[start Stored rows]
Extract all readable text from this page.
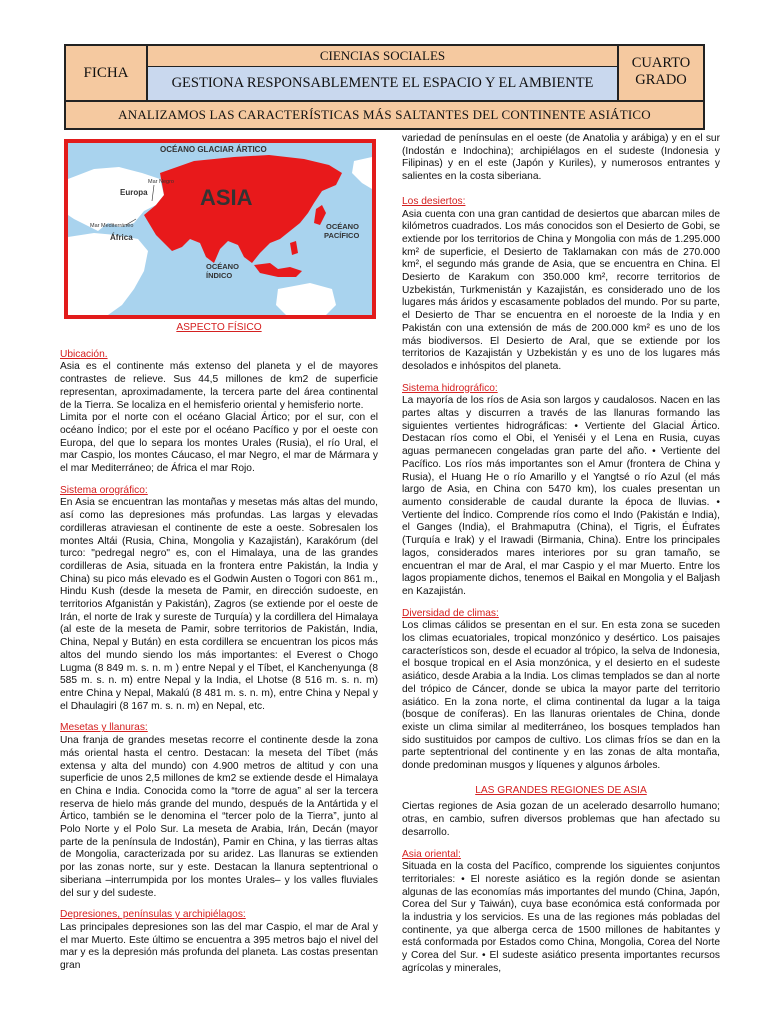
FICHA
CIENCIAS SOCIALES
GESTIONA RESPONSABLEMENTE EL ESPACIO Y EL AMBIENTE
CUARTO
GRADO
ANALIZAMOS LAS CARACTERÍSTICAS MÁS SALTANTES DEL CONTINENTE ASIÁTICO
OCÉANO GLACIAR ÁRTICO
ASIA
OCÉANO
PACÍFICO
OCÉANO
ÍNDICO
Europa
África
Mar Negro
Mar Mediterráneo

ASPECTO FÍSICO

Ubicación.

Asia es el continente más extenso del planeta y el de mayores contrastes de relieve. Sus 44,5 millones de km2 de superficie representan, aproximadamente, la tercera parte del área continental de la Tierra. Se localiza en el hemisferio oriental y hemisferio norte.

Limita por el norte con el océano Glacial Ártico; por el sur, con el océano Índico; por el este por el océano Pacífico y por el oeste con Europa, del que lo separa los montes Urales (Rusia), el río Ural, el mar Caspio, los montes Cáucaso, el mar Negro, el mar de Mármara y el mar Mediterráneo; de África el mar Rojo.

Sistema orográfico:

En Asia se encuentran las montañas y mesetas más altas del mundo, así como las depresiones más profundas. Las largas y elevadas cordilleras atraviesan el continente de este a oeste. Sobresalen los montes Altái (Rusia, China, Mongolia y Kazajistán), Karakórum (del turco: "pedregal negro" es, con el Himalaya, una de las grandes cordilleras de Asia, situada en la frontera entre Pakistán, la India y China) su pico más elevado es el Godwin Austen o Togori con 861 m., Hindu Kush (desde la meseta de Pamir, en dirección sudoeste, en territorios Afganistán y Pakistán), Zagros (se extiende por el oeste de Irán, el norte de Irak y sureste de Turquía) y la cordillera del Himalaya (al este de la meseta de Pamir, sobre territorios de Pakistán, India, China, Nepal y Bután) en esta cordillera se encuentran los picos más altos del mundo siendo los más importantes: el Everest o Chogo Lugma (8 849 m. s. n. m ) entre Nepal y el Tíbet, el Kanchenyunga (8 585 m. s. n. m) entre Nepal y la India, el Lhotse (8 516 m. s. n. m) entre China y Nepal, Makalú (8 481 m. s. n. m), entre China y Nepal y el Dhaulagiri (8 167 m. s. n. m) en Nepal, etc.

Mesetas y llanuras:

Una franja de grandes mesetas recorre el continente desde la zona más oriental hasta el centro. Destacan: la meseta del Tíbet (más extensa y alta del mundo) con 4.900 metros de altitud y con una superficie de unos 2,5 millones de km2 se extiende desde el Himalaya en China e India. Conocida como la “torre de agua” al ser la tercera reserva de hielo más grande del mundo, después de la Antártida y el Ártico, también se le denomina el “tercer polo de la Tierra”, junto al Polo Norte y el Polo Sur. La meseta de Arabia, Irán, Decán (mayor parte de la península de Indostán), Pamir en China, y las tierras altas de Mongolia, caracterizada por su aridez. Las llanuras se extienden por las zonas norte, sur y este. Destacan la llanura septentrional o siberiana –interrumpida por los montes Urales– y los valles fluviales del sur y del sudeste.

Depresiones, penínsulas y archipiélagos:

Las principales depresiones son las del mar Caspio, el mar de Aral y el mar Muerto. Este último se encuentra a 395 metros bajo el nivel del mar y es la depresión más profunda del planeta. Las costas presentan gran

variedad de penínsulas en el oeste (de Anatolia y arábiga) y en el sur (Indostán e Indochina); archipiélagos en el sudeste (Indonesia y Filipinas) y en el este (Japón y Kuriles), y numerosos entrantes y salientes en la costa siberiana.

Los desiertos:

Asia cuenta con una gran cantidad de desiertos que abarcan miles de kilómetros cuadrados. Los más conocidos son el Desierto de Gobi, se extiende por los territorios de China y Mongolia con más de 1.295.000 km² de superficie, el Desierto de Taklamakan con más de 270.000 km², el segundo más grande de Asia, que se encuentra en China. El Desierto de Karakum con 350.000 km², recorre territorios de Uzbekistán, Turkmenistán y Kazajistán, es considerado uno de los lugares más áridos y escasamente poblados del mundo. Por su parte, el Desierto de Thar se encuentra en el noroeste de la India y en Pakistán con una extensión de más de 200.000 km² es uno de los más biodiversos. El Desierto de Aral, que se extiende por los territorios de Kazajistán y Uzbekistán y es uno de los lugares más desolados e inhóspitos del planeta.

Sistema hidrográfico:

La mayoría de los ríos de Asia son largos y caudalosos. Nacen en las partes altas y discurren a través de las llanuras formando las siguientes vertientes hidrográficas: • Vertiente del Glacial Ártico. Destacan ríos como el Obi, el Yeniséi y el Lena en Rusia, cuyas aguas permanecen congeladas gran parte del año. • Vertiente del Pacífico. Los ríos más importantes son el Amur (frontera de China y Rusia), el Huang He o río Amarillo y el Yangtsé o río Azul (el más largo de Asia, en China con 5470 km), los cuales presentan un aumento considerable de caudal durante la época de lluvias. • Vertiente del Índico. Comprende ríos como el Indo (Pakistán e India), el Ganges (India), el Brahmaputra (China), el Tigris, el Éufrates (Turquía e Irak) y el Irawadi (Birmania, China). Entre los principales lagos, considerados mares interiores por su gran tamaño, se encuentran el mar de Aral, el mar Caspio y el mar Muerto. Entre los lagos propiamente dichos, tenemos el Baikal en Mongolia y el Baljash en Kazajistán.

Diversidad de climas:

Los climas cálidos se presentan en el sur. En esta zona se suceden los climas ecuatoriales, tropical monzónico y desértico. Los paisajes característicos son, desde el ecuador al trópico, la selva de Indonesia, el bosque tropical en el Asia monzónica, y el desierto en el sudeste asiático, desde Arabia a la India. Los climas templados se dan al norte del trópico de Cáncer, donde se ubica la mayor parte del territorio asiático. En la zona norte, el clima continental da lugar a la taiga (bosque de coníferas). En las llanuras orientales de China, donde existe un clima similar al mediterráneo, los bosques templados han sido sustituidos por campos de cultivo. Los climas fríos se dan en la parte septentrional del continente y en las zonas de alta montaña, donde predominan musgos y líquenes y algunos árboles.

LAS GRANDES REGIONES DE ASIA

Ciertas regiones de Asia gozan de un acelerado desarrollo humano; otras, en cambio, sufren diversos problemas que han afectado su desarrollo.

Asia oriental:

Situada en la costa del Pacífico, comprende los siguientes conjuntos territoriales: • El noreste asiático es la región donde se asientan algunas de las economías más importantes del mundo (China, Japón, Corea del Sur y Taiwán), cuya base económica está conformada por la industria y los servicios. Es una de las regiones más pobladas del continente, ya que alberga cerca de 1500 millones de habitantes y está conformada por Estados como China, Mongolia, Corea del Norte y Corea del Sur. • El sudeste asiático presenta importantes recursos agrícolas y minerales,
[end Stored rows]
◆ **Task to carry out**
Leave the pictures out and output the rest of the listing exactly.

◆ **Response for this exercise**
Extract all readable text from this page.
FICHA
CIENCIAS SOCIALES
GESTIONA RESPONSABLEMENTE EL ESPACIO Y EL AMBIENTE
CUARTO
GRADO
ANALIZAMOS LAS CARACTERÍSTICAS MÁS SALTANTES DEL CONTINENTE ASIÁTICO
OCÉANO GLACIAR ÁRTICO
ASIA
OCÉANO
PACÍFICO
OCÉANO
ÍNDICO
Europa
África
Mar Negro
Mar Mediterráneo

ASPECTO FÍSICO

Ubicación.

Asia es el continente más extenso del planeta y el de mayores contrastes de relieve. Sus 44,5 millones de km2 de superficie representan, aproximadamente, la tercera parte del área continental de la Tierra. Se localiza en el hemisferio oriental y hemisferio norte.

Limita por el norte con el océano Glacial Ártico; por el sur, con el océano Índico; por el este por el océano Pacífico y por el oeste con Europa, del que lo separa los montes Urales (Rusia), el río Ural, el mar Caspio, los montes Cáucaso, el mar Negro, el mar de Mármara y el mar Mediterráneo; de África el mar Rojo.

Sistema orográfico:

En Asia se encuentran las montañas y mesetas más altas del mundo, así como las depresiones más profundas. Las largas y elevadas cordilleras atraviesan el continente de este a oeste. Sobresalen los montes Altái (Rusia, China, Mongolia y Kazajistán), Karakórum (del turco: "pedregal negro" es, con el Himalaya, una de las grandes cordilleras de Asia, situada en la frontera entre Pakistán, la India y China) su pico más elevado es el Godwin Austen o Togori con 861 m., Hindu Kush (desde la meseta de Pamir, en dirección sudoeste, en territorios Afganistán y Pakistán), Zagros (se extiende por el oeste de Irán, el norte de Irak y sureste de Turquía) y la cordillera del Himalaya (al este de la meseta de Pamir, sobre territorios de Pakistán, India, China, Nepal y Bután) en esta cordillera se encuentran los picos más altos del mundo siendo los más importantes: el Everest o Chogo Lugma (8 849 m. s. n. m ) entre Nepal y el Tíbet, el Kanchenyunga (8 585 m. s. n. m) entre Nepal y la India, el Lhotse (8 516 m. s. n. m) entre China y Nepal, Makalú (8 481 m. s. n. m), entre China y Nepal y el Dhaulagiri (8 167 m. s. n. m) en Nepal, etc.

Mesetas y llanuras:

Una franja de grandes mesetas recorre el continente desde la zona más oriental hasta el centro. Destacan: la meseta del Tíbet (más extensa y alta del mundo) con 4.900 metros de altitud y con una superficie de unos 2,5 millones de km2 se extiende desde el Himalaya en China e India. Conocida como la “torre de agua” al ser la tercera reserva de hielo más grande del mundo, después de la Antártida y el Ártico, también se le denomina el “tercer polo de la Tierra”, junto al Polo Norte y el Polo Sur. La meseta de Arabia, Irán, Decán (mayor parte de la península de Indostán), Pamir en China, y las tierras altas de Mongolia, caracterizada por su aridez. Las llanuras se extienden por las zonas norte, sur y este. Destacan la llanura septentrional o siberiana –interrumpida por los montes Urales– y los valles fluviales del sur y del sudeste.

Depresiones, penínsulas y archipiélagos:

Las principales depresiones son las del mar Caspio, el mar de Aral y el mar Muerto. Este último se encuentra a 395 metros bajo el nivel del mar y es la depresión más profunda del planeta. Las costas presentan gran

variedad de penínsulas en el oeste (de Anatolia y arábiga) y en el sur (Indostán e Indochina); archipiélagos en el sudeste (Indonesia y Filipinas) y en el este (Japón y Kuriles), y numerosos entrantes y salientes en la costa siberiana.

Los desiertos:

Asia cuenta con una gran cantidad de desiertos que abarcan miles de kilómetros cuadrados. Los más conocidos son el Desierto de Gobi, se extiende por los territorios de China y Mongolia con más de 1.295.000 km² de superficie, el Desierto de Taklamakan con más de 270.000 km², el segundo más grande de Asia, que se encuentra en China. El Desierto de Karakum con 350.000 km², recorre territorios de Uzbekistán, Turkmenistán y Kazajistán, es considerado uno de los lugares más áridos y escasamente poblados del mundo. Por su parte, el Desierto de Thar se encuentra en el noroeste de la India y en Pakistán con una extensión de más de 200.000 km² es uno de los más biodiversos. El Desierto de Aral, que se extiende por los territorios de Kazajistán y Uzbekistán y es uno de los lugares más desolados e inhóspitos del planeta.

Sistema hidrográfico:

La mayoría de los ríos de Asia son largos y caudalosos. Nacen en las partes altas y discurren a través de las llanuras formando las siguientes vertientes hidrográficas: • Vertiente del Glacial Ártico. Destacan ríos como el Obi, el Yeniséi y el Lena en Rusia, cuyas aguas permanecen congeladas gran parte del año. • Vertiente del Pacífico. Los ríos más importantes son el Amur (frontera de China y Rusia), el Huang He o río Amarillo y el Yangtsé o río Azul (el más largo de Asia, en China con 5470 km), los cuales presentan un aumento considerable de caudal durante la época de lluvias. • Vertiente del Índico. Comprende ríos como el Indo (Pakistán e India), el Ganges (India), el Brahmaputra (China), el Tigris, el Éufrates (Turquía e Irak) y el Irawadi (Birmania, China). Entre los principales lagos, considerados mares interiores por su gran tamaño, se encuentran el mar de Aral, el mar Caspio y el mar Muerto. Entre los lagos propiamente dichos, tenemos el Baikal en Mongolia y el Baljash en Kazajistán.

Diversidad de climas:

Los climas cálidos se presentan en el sur. En esta zona se suceden los climas ecuatoriales, tropical monzónico y desértico. Los paisajes característicos son, desde el ecuador al trópico, la selva de Indonesia, el bosque tropical en el Asia monzónica, y el desierto en el sudeste asiático, desde Arabia a la India. Los climas templados se dan al norte del trópico de Cáncer, donde se ubica la mayor parte del territorio asiático. En la zona norte, el clima continental da lugar a la taiga (bosque de coníferas). En las llanuras orientales de China, donde existe un clima similar al mediterráneo, los bosques templados han sido sustituidos por campos de cultivo. Los climas fríos se dan en la parte septentrional del continente y en las zonas de alta montaña, donde predominan musgos y líquenes y algunos árboles.

LAS GRANDES REGIONES DE ASIA

Ciertas regiones de Asia gozan de un acelerado desarrollo humano; otras, en cambio, sufren diversos problemas que han afectado su desarrollo.

Asia oriental:

Situada en la costa del Pacífico, comprende los siguientes conjuntos territoriales: • El noreste asiático es la región donde se asientan algunas de las economías más importantes del mundo (China, Japón, Corea del Sur y Taiwán), cuya base económica está conformada por la industria y los servicios. Es una de las regiones más pobladas del continente, ya que alberga cerca de 1500 millones de habitantes y está conformada por Estados como China, Mongolia, Corea del Norte y Corea del Sur. • El sudeste asiático presenta importantes recursos agrícolas y minerales,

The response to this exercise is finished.